§ **Written task**
Reproduce the listing below word for word, with no pictures.

=-=-=-=-=

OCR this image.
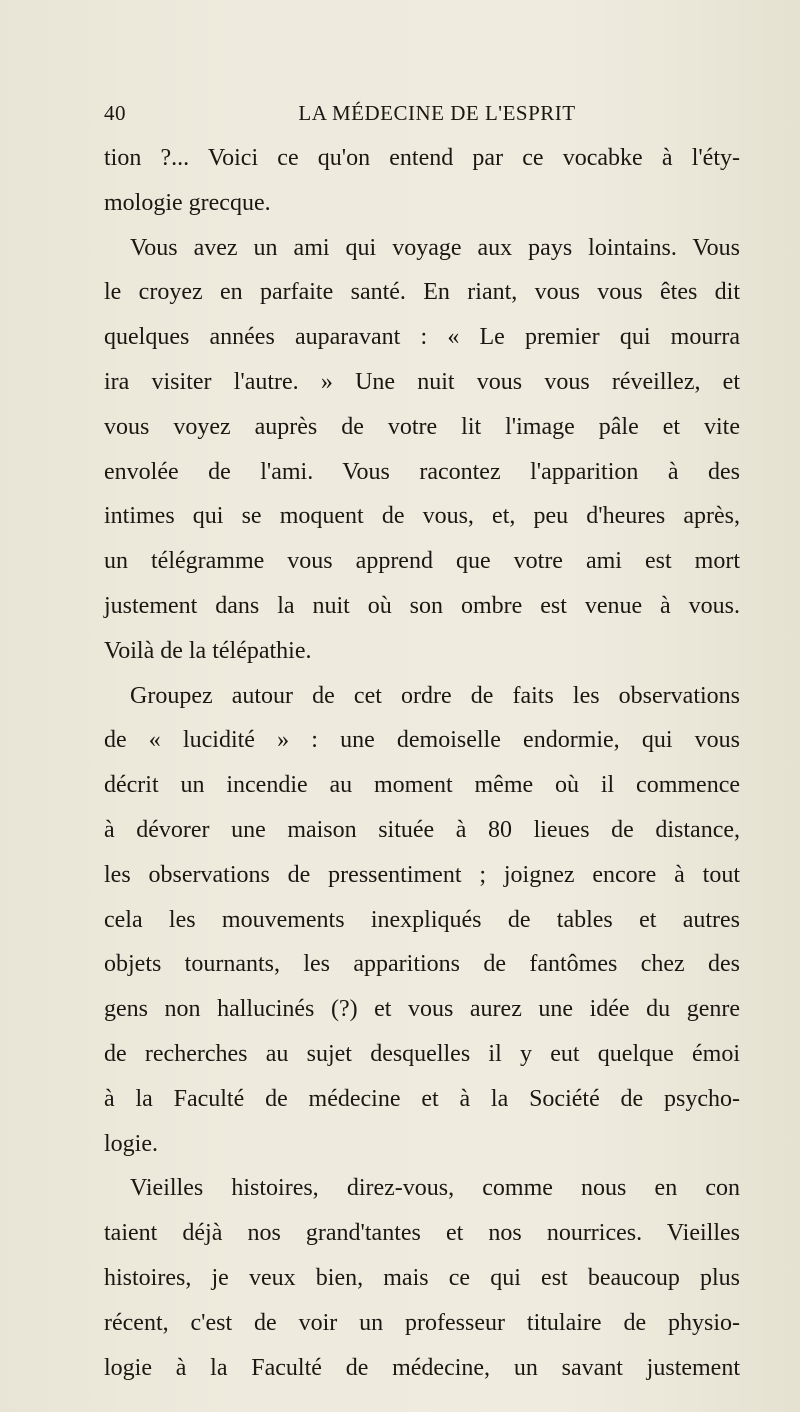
40	LA MÉDECINE DE L'ESPRIT
tion ?... Voici ce qu'on entend par ce vocabke à l'éty-
mologie grecque.
Vous avez un ami qui voyage aux pays lointains. Vous
le croyez en parfaite santé. En riant, vous vous êtes dit
quelques années auparavant : « Le premier qui mourra
ira visiter l'autre. » Une nuit vous vous réveillez, et
vous voyez auprès de votre lit l'image pâle et vite
envolée de l'ami. Vous racontez l'apparition à des
intimes qui se moquent de vous, et, peu d'heures après,
un télégramme vous apprend que votre ami est mort
justement dans la nuit où son ombre est venue à vous.
Voilà de la télépathie.
Groupez autour de cet ordre de faits les observations
de « lucidité » : une demoiselle endormie, qui vous
décrit un incendie au moment même où il commence
à dévorer une maison située à 80 lieues de distance,
les observations de pressentiment ; joignez encore à tout
cela les mouvements inexpliqués de tables et autres
objets tournants, les apparitions de fantômes chez des
gens non hallucinés (?) et vous aurez une idée du genre
de recherches au sujet desquelles il y eut quelque émoi
à la Faculté de médecine et à la Société de psycho-
logie.
Vieilles histoires, direz-vous, comme nous en con
taient déjà nos grand'tantes et nos nourrices. Vieilles
histoires, je veux bien, mais ce qui est beaucoup plus
récent, c'est de voir un professeur titulaire de physio-
logie à la Faculté de médecine, un savant justement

=-=-=-=-=

§ **Output for this task**
OCR this image.
40	LA MÉDECINE DE L'ESPRIT
tion ?... Voici ce qu'on entend par ce vocabke à l'éty-
mologie grecque.
Vous avez un ami qui voyage aux pays lointains. Vous
le croyez en parfaite santé. En riant, vous vous êtes dit
quelques années auparavant : « Le premier qui mourra
ira visiter l'autre. » Une nuit vous vous réveillez, et
vous voyez auprès de votre lit l'image pâle et vite
envolée de l'ami. Vous racontez l'apparition à des
intimes qui se moquent de vous, et, peu d'heures après,
un télégramme vous apprend que votre ami est mort
justement dans la nuit où son ombre est venue à vous.
Voilà de la télépathie.
Groupez autour de cet ordre de faits les observations
de « lucidité » : une demoiselle endormie, qui vous
décrit un incendie au moment même où il commence
à dévorer une maison située à 80 lieues de distance,
les observations de pressentiment ; joignez encore à tout
cela les mouvements inexpliqués de tables et autres
objets tournants, les apparitions de fantômes chez des
gens non hallucinés (?) et vous aurez une idée du genre
de recherches au sujet desquelles il y eut quelque émoi
à la Faculté de médecine et à la Société de psycho-
logie.
Vieilles histoires, direz-vous, comme nous en con
taient déjà nos grand'tantes et nos nourrices. Vieilles
histoires, je veux bien, mais ce qui est beaucoup plus
récent, c'est de voir un professeur titulaire de physio-
logie à la Faculté de médecine, un savant justement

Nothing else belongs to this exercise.